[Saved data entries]
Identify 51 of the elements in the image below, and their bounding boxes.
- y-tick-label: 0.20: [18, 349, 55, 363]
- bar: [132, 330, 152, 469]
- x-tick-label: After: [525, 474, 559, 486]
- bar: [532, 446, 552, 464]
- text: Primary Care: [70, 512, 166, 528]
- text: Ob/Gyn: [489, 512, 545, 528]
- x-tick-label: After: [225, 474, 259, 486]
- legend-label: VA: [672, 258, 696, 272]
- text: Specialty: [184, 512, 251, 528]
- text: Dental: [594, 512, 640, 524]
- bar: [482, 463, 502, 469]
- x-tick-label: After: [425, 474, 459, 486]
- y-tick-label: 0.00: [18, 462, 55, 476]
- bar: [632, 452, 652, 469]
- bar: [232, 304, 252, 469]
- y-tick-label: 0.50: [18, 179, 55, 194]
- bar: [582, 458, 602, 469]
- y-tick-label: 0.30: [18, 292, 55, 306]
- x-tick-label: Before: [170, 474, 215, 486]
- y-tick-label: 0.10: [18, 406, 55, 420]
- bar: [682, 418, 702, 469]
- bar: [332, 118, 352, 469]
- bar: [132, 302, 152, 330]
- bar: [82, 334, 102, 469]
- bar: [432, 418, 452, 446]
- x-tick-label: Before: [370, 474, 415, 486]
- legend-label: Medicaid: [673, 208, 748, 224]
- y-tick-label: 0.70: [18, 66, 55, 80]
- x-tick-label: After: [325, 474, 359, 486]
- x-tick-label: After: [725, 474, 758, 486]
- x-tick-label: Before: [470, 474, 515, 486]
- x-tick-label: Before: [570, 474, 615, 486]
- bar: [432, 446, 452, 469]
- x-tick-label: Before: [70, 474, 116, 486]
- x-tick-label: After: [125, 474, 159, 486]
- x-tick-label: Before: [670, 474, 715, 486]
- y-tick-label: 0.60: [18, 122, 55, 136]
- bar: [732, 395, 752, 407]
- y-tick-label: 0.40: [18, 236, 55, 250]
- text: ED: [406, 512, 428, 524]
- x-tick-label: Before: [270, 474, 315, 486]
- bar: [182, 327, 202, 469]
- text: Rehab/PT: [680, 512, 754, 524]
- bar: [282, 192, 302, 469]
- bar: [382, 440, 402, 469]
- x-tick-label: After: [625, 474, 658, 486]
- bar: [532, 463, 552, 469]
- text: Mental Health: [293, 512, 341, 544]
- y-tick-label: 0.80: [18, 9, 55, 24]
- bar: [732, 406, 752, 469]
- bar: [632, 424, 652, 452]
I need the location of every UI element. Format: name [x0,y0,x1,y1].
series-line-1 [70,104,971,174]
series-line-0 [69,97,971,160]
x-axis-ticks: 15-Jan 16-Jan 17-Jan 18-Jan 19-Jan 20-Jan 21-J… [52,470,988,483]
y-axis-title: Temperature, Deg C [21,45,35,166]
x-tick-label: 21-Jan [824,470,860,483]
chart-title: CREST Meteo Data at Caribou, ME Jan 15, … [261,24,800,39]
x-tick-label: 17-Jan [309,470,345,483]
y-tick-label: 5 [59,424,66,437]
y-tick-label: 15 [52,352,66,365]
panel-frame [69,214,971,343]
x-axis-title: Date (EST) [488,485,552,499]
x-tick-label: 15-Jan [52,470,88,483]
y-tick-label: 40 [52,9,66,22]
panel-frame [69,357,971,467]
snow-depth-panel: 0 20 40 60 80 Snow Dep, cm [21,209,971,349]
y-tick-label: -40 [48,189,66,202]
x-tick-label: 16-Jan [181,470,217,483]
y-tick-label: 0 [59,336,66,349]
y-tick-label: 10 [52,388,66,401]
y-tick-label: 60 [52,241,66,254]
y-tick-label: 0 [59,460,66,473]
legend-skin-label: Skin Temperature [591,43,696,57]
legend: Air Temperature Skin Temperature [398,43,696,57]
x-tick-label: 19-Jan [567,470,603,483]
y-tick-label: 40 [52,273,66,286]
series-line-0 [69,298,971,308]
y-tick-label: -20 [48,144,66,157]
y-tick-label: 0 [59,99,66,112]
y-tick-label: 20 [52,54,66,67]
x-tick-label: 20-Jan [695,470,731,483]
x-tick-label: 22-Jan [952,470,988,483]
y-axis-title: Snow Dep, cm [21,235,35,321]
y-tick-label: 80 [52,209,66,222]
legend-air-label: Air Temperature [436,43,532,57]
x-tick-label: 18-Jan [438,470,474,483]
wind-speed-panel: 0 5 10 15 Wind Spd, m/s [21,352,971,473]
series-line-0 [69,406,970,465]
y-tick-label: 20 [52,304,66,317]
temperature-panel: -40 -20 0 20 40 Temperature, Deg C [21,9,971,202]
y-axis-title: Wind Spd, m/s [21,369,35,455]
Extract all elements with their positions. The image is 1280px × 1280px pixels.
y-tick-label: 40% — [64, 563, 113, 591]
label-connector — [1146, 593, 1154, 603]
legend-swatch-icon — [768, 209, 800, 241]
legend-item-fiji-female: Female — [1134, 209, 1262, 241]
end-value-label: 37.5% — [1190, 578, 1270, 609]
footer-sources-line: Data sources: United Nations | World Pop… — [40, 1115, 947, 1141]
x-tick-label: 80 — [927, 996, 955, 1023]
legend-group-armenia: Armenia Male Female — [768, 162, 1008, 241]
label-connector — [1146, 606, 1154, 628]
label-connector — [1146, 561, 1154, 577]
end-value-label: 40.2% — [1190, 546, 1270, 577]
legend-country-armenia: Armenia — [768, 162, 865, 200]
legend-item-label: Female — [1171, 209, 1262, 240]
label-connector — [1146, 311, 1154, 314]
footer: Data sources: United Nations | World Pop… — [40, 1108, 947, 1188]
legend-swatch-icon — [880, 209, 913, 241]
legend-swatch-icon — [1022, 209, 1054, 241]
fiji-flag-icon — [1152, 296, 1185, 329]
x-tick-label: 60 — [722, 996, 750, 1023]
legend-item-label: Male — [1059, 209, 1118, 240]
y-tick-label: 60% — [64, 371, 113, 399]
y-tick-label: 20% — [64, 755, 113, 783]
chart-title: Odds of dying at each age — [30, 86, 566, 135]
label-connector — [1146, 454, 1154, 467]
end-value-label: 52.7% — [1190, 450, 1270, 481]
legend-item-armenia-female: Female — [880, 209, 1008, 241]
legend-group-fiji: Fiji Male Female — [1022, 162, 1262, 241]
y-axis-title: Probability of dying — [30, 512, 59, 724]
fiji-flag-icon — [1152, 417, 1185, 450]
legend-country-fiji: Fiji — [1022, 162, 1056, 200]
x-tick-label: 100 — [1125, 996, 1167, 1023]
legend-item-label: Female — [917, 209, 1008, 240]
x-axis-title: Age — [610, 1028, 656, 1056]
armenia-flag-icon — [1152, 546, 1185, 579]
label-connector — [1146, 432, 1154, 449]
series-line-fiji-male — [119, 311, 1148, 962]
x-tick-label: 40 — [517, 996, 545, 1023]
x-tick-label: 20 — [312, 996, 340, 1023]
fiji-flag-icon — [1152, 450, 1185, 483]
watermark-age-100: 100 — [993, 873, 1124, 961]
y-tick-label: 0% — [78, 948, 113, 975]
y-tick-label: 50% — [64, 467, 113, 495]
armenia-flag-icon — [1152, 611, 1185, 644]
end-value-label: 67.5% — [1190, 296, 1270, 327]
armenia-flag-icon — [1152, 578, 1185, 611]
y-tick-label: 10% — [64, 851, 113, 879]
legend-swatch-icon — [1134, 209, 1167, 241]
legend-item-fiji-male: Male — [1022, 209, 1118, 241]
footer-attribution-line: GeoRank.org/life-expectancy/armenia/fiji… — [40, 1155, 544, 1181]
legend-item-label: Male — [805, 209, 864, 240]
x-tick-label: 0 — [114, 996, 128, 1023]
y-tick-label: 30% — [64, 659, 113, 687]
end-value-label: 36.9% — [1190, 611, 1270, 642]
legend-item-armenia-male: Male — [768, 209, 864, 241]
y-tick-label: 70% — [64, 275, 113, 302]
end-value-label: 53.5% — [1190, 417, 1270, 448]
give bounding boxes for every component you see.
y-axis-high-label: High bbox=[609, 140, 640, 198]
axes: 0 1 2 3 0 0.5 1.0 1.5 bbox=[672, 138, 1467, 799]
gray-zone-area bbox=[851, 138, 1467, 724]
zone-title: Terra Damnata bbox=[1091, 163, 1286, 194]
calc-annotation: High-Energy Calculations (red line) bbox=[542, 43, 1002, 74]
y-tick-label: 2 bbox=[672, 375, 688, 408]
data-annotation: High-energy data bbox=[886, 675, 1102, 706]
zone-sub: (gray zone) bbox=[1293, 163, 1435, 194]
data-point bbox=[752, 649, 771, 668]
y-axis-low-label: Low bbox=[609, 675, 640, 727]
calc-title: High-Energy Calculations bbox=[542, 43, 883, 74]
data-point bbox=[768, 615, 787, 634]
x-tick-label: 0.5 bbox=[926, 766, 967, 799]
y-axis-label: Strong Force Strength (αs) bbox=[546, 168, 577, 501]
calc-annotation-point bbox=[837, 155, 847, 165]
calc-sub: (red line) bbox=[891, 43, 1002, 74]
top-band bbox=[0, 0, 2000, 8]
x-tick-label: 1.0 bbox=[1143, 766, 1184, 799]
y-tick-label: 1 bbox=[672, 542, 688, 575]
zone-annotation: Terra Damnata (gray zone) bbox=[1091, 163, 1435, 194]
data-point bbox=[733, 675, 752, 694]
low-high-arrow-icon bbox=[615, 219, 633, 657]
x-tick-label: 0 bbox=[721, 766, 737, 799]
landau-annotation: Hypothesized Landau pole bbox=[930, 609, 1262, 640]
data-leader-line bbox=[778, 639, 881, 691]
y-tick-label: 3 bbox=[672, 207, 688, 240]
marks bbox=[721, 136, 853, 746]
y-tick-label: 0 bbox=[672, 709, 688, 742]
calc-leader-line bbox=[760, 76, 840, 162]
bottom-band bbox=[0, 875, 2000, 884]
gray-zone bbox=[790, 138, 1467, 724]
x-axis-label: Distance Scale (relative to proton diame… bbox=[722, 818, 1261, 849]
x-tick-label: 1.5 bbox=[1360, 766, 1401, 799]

* _Task requirements_
Write out everything from the start of the records down through the line containing "- text: Ob/Gyn: [489, 512, 545, 528]", substituting "coordinates" for "bounding boxes" and leaving all else unchanged.

* _Task solution_
Identify 51 of the elements in the image below, and their coordinates.
- y-tick-label: 0.20: [18, 349, 55, 363]
- bar: [132, 330, 152, 469]
- x-tick-label: After: [525, 474, 559, 486]
- bar: [532, 446, 552, 464]
- text: Primary Care: [70, 512, 166, 528]
- text: Ob/Gyn: [489, 512, 545, 528]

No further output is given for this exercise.